> Given exercise
Copy every line of the material below word for word.
---- Data entries
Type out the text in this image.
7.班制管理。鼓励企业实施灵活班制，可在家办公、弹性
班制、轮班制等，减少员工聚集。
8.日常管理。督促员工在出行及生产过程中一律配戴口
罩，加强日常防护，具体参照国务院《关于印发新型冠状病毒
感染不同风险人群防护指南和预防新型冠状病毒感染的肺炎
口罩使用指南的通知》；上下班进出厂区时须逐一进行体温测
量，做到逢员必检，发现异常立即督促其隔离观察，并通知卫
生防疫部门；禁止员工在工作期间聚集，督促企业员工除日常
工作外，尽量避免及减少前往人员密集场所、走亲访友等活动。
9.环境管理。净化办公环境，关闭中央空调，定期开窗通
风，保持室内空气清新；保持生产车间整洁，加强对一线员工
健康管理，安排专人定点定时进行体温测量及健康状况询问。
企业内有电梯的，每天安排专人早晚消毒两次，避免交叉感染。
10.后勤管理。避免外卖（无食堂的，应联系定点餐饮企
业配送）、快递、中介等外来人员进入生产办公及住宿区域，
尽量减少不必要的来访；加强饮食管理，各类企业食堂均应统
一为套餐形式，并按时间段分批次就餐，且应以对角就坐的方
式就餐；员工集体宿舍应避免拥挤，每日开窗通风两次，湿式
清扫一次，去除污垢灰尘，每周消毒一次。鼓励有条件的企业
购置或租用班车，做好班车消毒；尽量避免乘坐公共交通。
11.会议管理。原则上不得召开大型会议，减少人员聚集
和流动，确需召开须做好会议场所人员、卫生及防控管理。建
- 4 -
--------
> Answer to the exercise
Type out the text in this image.
7.班制管理。鼓励企业实施灵活班制，可在家办公、弹性
班制、轮班制等，减少员工聚集。
8.日常管理。督促员工在出行及生产过程中一律配戴口
罩，加强日常防护，具体参照国务院《关于印发新型冠状病毒
感染不同风险人群防护指南和预防新型冠状病毒感染的肺炎
口罩使用指南的通知》；上下班进出厂区时须逐一进行体温测
量，做到逢员必检，发现异常立即督促其隔离观察，并通知卫
生防疫部门；禁止员工在工作期间聚集，督促企业员工除日常
工作外，尽量避免及减少前往人员密集场所、走亲访友等活动。
9.环境管理。净化办公环境，关闭中央空调，定期开窗通
风，保持室内空气清新；保持生产车间整洁，加强对一线员工
健康管理，安排专人定点定时进行体温测量及健康状况询问。
企业内有电梯的，每天安排专人早晚消毒两次，避免交叉感染。
10.后勤管理。避免外卖（无食堂的，应联系定点餐饮企
业配送）、快递、中介等外来人员进入生产办公及住宿区域，
尽量减少不必要的来访；加强饮食管理，各类企业食堂均应统
一为套餐形式，并按时间段分批次就餐，且应以对角就坐的方
式就餐；员工集体宿舍应避免拥挤，每日开窗通风两次，湿式
清扫一次，去除污垢灰尘，每周消毒一次。鼓励有条件的企业
购置或租用班车，做好班车消毒；尽量避免乘坐公共交通。
11.会议管理。原则上不得召开大型会议，减少人员聚集
和流动，确需召开须做好会议场所人员、卫生及防控管理。建
- 4 -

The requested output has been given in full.